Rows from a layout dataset
--------------------------------------------------
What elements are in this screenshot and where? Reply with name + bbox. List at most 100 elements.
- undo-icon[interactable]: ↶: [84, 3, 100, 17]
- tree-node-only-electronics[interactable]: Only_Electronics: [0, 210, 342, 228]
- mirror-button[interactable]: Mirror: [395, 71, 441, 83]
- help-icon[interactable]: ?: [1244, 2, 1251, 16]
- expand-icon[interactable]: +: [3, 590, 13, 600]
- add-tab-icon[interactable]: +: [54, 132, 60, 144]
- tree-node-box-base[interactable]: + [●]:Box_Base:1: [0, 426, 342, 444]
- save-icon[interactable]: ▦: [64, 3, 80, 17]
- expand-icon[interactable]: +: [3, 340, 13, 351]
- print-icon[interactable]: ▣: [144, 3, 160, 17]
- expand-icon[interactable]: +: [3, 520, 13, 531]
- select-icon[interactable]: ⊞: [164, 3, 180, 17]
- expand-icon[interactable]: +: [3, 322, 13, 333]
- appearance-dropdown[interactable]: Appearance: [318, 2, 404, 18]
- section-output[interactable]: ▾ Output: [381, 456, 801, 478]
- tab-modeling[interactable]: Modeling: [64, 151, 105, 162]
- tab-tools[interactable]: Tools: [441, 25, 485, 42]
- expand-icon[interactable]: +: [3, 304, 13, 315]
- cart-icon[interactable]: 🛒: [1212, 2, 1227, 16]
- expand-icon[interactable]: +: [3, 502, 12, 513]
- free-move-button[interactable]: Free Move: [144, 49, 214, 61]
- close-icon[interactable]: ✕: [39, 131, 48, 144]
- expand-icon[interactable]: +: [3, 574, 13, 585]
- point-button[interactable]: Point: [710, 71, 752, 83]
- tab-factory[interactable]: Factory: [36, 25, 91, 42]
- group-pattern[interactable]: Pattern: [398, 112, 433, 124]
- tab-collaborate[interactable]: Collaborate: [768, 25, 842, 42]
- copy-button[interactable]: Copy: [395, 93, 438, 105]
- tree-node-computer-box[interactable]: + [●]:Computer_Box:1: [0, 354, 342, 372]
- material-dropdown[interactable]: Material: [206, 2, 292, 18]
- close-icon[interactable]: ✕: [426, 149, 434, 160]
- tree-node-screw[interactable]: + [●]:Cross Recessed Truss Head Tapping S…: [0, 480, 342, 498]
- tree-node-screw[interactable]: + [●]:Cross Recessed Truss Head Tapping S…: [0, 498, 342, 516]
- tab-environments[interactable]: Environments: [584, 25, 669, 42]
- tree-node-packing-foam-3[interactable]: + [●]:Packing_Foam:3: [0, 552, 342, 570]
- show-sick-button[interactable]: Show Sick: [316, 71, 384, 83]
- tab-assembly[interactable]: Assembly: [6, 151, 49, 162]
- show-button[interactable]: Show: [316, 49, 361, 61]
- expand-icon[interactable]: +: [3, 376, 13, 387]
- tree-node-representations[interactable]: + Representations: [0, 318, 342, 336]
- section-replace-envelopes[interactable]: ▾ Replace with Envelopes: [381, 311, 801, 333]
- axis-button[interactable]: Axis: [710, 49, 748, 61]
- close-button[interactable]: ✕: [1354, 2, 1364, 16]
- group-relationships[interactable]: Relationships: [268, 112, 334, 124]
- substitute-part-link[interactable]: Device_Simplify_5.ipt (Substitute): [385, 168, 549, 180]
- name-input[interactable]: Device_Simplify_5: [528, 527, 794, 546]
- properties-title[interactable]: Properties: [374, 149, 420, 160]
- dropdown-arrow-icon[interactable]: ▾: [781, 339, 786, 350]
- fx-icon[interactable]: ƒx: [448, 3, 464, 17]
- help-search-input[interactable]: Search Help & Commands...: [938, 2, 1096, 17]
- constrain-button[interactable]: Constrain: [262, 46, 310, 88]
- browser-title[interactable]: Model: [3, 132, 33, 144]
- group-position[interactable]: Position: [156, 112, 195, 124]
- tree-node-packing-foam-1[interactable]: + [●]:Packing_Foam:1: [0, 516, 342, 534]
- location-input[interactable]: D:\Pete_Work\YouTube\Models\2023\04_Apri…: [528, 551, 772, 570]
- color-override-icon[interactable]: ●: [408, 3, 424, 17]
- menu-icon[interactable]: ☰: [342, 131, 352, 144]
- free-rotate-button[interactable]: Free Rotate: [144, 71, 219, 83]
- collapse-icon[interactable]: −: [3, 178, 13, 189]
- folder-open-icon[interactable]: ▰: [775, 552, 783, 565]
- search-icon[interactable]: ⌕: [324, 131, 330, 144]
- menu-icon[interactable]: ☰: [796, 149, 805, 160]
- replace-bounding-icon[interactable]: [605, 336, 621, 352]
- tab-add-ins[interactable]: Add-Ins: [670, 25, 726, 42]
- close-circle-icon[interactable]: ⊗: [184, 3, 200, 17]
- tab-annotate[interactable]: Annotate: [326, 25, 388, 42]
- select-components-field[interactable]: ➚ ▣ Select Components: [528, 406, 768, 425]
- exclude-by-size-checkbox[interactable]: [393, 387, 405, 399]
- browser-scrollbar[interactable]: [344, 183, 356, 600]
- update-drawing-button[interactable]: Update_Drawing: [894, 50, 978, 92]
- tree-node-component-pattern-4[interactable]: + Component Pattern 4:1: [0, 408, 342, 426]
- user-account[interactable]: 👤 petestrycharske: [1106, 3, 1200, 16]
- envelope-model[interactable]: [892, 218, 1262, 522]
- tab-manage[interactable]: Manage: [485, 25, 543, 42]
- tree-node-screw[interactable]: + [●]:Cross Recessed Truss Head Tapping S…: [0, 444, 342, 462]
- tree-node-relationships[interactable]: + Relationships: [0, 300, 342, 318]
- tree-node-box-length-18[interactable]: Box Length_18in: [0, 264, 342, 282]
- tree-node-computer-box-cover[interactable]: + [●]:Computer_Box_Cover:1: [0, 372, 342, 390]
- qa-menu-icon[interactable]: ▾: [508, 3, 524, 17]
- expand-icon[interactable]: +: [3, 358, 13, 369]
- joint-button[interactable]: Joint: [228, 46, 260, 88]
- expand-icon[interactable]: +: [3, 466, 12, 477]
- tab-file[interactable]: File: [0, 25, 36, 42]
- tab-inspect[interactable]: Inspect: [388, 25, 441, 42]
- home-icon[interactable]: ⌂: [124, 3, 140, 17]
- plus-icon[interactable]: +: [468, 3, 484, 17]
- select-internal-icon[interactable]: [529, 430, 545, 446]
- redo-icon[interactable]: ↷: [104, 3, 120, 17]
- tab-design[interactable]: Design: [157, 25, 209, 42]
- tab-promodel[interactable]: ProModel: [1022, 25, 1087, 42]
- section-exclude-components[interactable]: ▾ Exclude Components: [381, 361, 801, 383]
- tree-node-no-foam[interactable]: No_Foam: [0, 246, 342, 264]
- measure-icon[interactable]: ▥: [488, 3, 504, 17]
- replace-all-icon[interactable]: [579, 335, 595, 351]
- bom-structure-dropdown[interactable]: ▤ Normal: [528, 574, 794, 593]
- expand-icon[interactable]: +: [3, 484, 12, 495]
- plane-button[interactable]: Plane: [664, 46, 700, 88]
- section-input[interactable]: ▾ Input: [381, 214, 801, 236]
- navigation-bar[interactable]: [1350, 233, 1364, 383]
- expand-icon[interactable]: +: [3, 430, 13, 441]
--------------------------------------------------
Instructions to follow ▸
Rewrite the data above, substituting "clickable" for "interactable" everywhere it occurs and leaving everything else unchanged.

Written response ▸
What elements are in this screenshot and where? Reply with name + bbox. List at most 100 elements.
- undo-icon[clickable]: ↶: [84, 3, 100, 17]
- tree-node-only-electronics[clickable]: Only_Electronics: [0, 210, 342, 228]
- mirror-button[clickable]: Mirror: [395, 71, 441, 83]
- help-icon[clickable]: ?: [1244, 2, 1251, 16]
- expand-icon[clickable]: +: [3, 590, 13, 600]
- add-tab-icon[clickable]: +: [54, 132, 60, 144]
- tree-node-box-base[clickable]: + [●]:Box_Base:1: [0, 426, 342, 444]
- save-icon[clickable]: ▦: [64, 3, 80, 17]
- expand-icon[clickable]: +: [3, 340, 13, 351]
- print-icon[clickable]: ▣: [144, 3, 160, 17]
- expand-icon[clickable]: +: [3, 520, 13, 531]
- select-icon[clickable]: ⊞: [164, 3, 180, 17]
- expand-icon[clickable]: +: [3, 322, 13, 333]
- appearance-dropdown[clickable]: Appearance: [318, 2, 404, 18]
- section-output[clickable]: ▾ Output: [381, 456, 801, 478]
- tab-modeling[clickable]: Modeling: [64, 151, 105, 162]
- tab-tools[clickable]: Tools: [441, 25, 485, 42]
- expand-icon[clickable]: +: [3, 304, 13, 315]
- cart-icon[clickable]: 🛒: [1212, 2, 1227, 16]
- expand-icon[clickable]: +: [3, 502, 12, 513]
- free-move-button[clickable]: Free Move: [144, 49, 214, 61]
- close-icon[clickable]: ✕: [39, 131, 48, 144]
- expand-icon[clickable]: +: [3, 574, 13, 585]
- point-button[clickable]: Point: [710, 71, 752, 83]
- tab-factory[clickable]: Factory: [36, 25, 91, 42]
- group-pattern[clickable]: Pattern: [398, 112, 433, 124]
- tab-collaborate[clickable]: Collaborate: [768, 25, 842, 42]
- copy-button[clickable]: Copy: [395, 93, 438, 105]
- tree-node-computer-box[clickable]: + [●]:Computer_Box:1: [0, 354, 342, 372]
- material-dropdown[clickable]: Material: [206, 2, 292, 18]
- close-icon[clickable]: ✕: [426, 149, 434, 160]
- tree-node-screw[clickable]: + [●]:Cross Recessed Truss Head Tapping S…: [0, 480, 342, 498]
- tree-node-screw[clickable]: + [●]:Cross Recessed Truss Head Tapping S…: [0, 498, 342, 516]
- tab-environments[clickable]: Environments: [584, 25, 669, 42]
- tree-node-packing-foam-3[clickable]: + [●]:Packing_Foam:3: [0, 552, 342, 570]
- show-sick-button[clickable]: Show Sick: [316, 71, 384, 83]
- tab-assembly[clickable]: Assembly: [6, 151, 49, 162]
- show-button[clickable]: Show: [316, 49, 361, 61]
- expand-icon[clickable]: +: [3, 376, 13, 387]
- tree-node-representations[clickable]: + Representations: [0, 318, 342, 336]
- section-replace-envelopes[clickable]: ▾ Replace with Envelopes: [381, 311, 801, 333]
- axis-button[clickable]: Axis: [710, 49, 748, 61]
- close-button[clickable]: ✕: [1354, 2, 1364, 16]
- group-relationships[clickable]: Relationships: [268, 112, 334, 124]
- substitute-part-link[clickable]: Device_Simplify_5.ipt (Substitute): [385, 168, 549, 180]
- name-input[clickable]: Device_Simplify_5: [528, 527, 794, 546]
- properties-title[clickable]: Properties: [374, 149, 420, 160]
- dropdown-arrow-icon[clickable]: ▾: [781, 339, 786, 350]
- fx-icon[clickable]: ƒx: [448, 3, 464, 17]
- help-search-input[clickable]: Search Help & Commands...: [938, 2, 1096, 17]
- constrain-button[clickable]: Constrain: [262, 46, 310, 88]
- browser-title[clickable]: Model: [3, 132, 33, 144]
- group-position[clickable]: Position: [156, 112, 195, 124]
- tree-node-packing-foam-1[clickable]: + [●]:Packing_Foam:1: [0, 516, 342, 534]
- location-input[clickable]: D:\Pete_Work\YouTube\Models\2023\04_Apri…: [528, 551, 772, 570]
- color-override-icon[clickable]: ●: [408, 3, 424, 17]
- menu-icon[clickable]: ☰: [342, 131, 352, 144]
- free-rotate-button[clickable]: Free Rotate: [144, 71, 219, 83]
- collapse-icon[clickable]: −: [3, 178, 13, 189]
- folder-open-icon[clickable]: ▰: [775, 552, 783, 565]
- search-icon[clickable]: ⌕: [324, 131, 330, 144]
- menu-icon[clickable]: ☰: [796, 149, 805, 160]
- replace-bounding-icon[clickable]: [605, 336, 621, 352]
- tab-add-ins[clickable]: Add-Ins: [670, 25, 726, 42]
- close-circle-icon[clickable]: ⊗: [184, 3, 200, 17]
- tab-annotate[clickable]: Annotate: [326, 25, 388, 42]
- select-components-field[clickable]: ➚ ▣ Select Components: [528, 406, 768, 425]
- exclude-by-size-checkbox[clickable]: [393, 387, 405, 399]
- browser-scrollbar[clickable]: [344, 183, 356, 600]
- update-drawing-button[clickable]: Update_Drawing: [894, 50, 978, 92]
- tree-node-component-pattern-4[clickable]: + Component Pattern 4:1: [0, 408, 342, 426]
- user-account[clickable]: 👤 petestrycharske: [1106, 3, 1200, 16]
- envelope-model[clickable]: [892, 218, 1262, 522]
- tab-manage[clickable]: Manage: [485, 25, 543, 42]
- tree-node-screw[clickable]: + [●]:Cross Recessed Truss Head Tapping S…: [0, 444, 342, 462]
- tree-node-relationships[clickable]: + Relationships: [0, 300, 342, 318]
- tree-node-box-length-18[clickable]: Box Length_18in: [0, 264, 342, 282]
- tree-node-computer-box-cover[clickable]: + [●]:Computer_Box_Cover:1: [0, 372, 342, 390]
- qa-menu-icon[clickable]: ▾: [508, 3, 524, 17]
- expand-icon[clickable]: +: [3, 358, 13, 369]
- joint-button[clickable]: Joint: [228, 46, 260, 88]
- expand-icon[clickable]: +: [3, 466, 12, 477]
- tab-file[clickable]: File: [0, 25, 36, 42]
- tab-inspect[clickable]: Inspect: [388, 25, 441, 42]
- home-icon[clickable]: ⌂: [124, 3, 140, 17]
- plus-icon[clickable]: +: [468, 3, 484, 17]
- select-internal-icon[clickable]: [529, 430, 545, 446]
- redo-icon[clickable]: ↷: [104, 3, 120, 17]
- tab-design[clickable]: Design: [157, 25, 209, 42]
- tab-promodel[clickable]: ProModel: [1022, 25, 1087, 42]
- section-exclude-components[clickable]: ▾ Exclude Components: [381, 361, 801, 383]
- tree-node-no-foam[clickable]: No_Foam: [0, 246, 342, 264]
- measure-icon[clickable]: ▥: [488, 3, 504, 17]
- replace-all-icon[clickable]: [579, 335, 595, 351]
- bom-structure-dropdown[clickable]: ▤ Normal: [528, 574, 794, 593]
- expand-icon[clickable]: +: [3, 484, 12, 495]
- plane-button[clickable]: Plane: [664, 46, 700, 88]
- section-input[clickable]: ▾ Input: [381, 214, 801, 236]
- navigation-bar[clickable]: [1350, 233, 1364, 383]
- expand-icon[clickable]: +: [3, 430, 13, 441]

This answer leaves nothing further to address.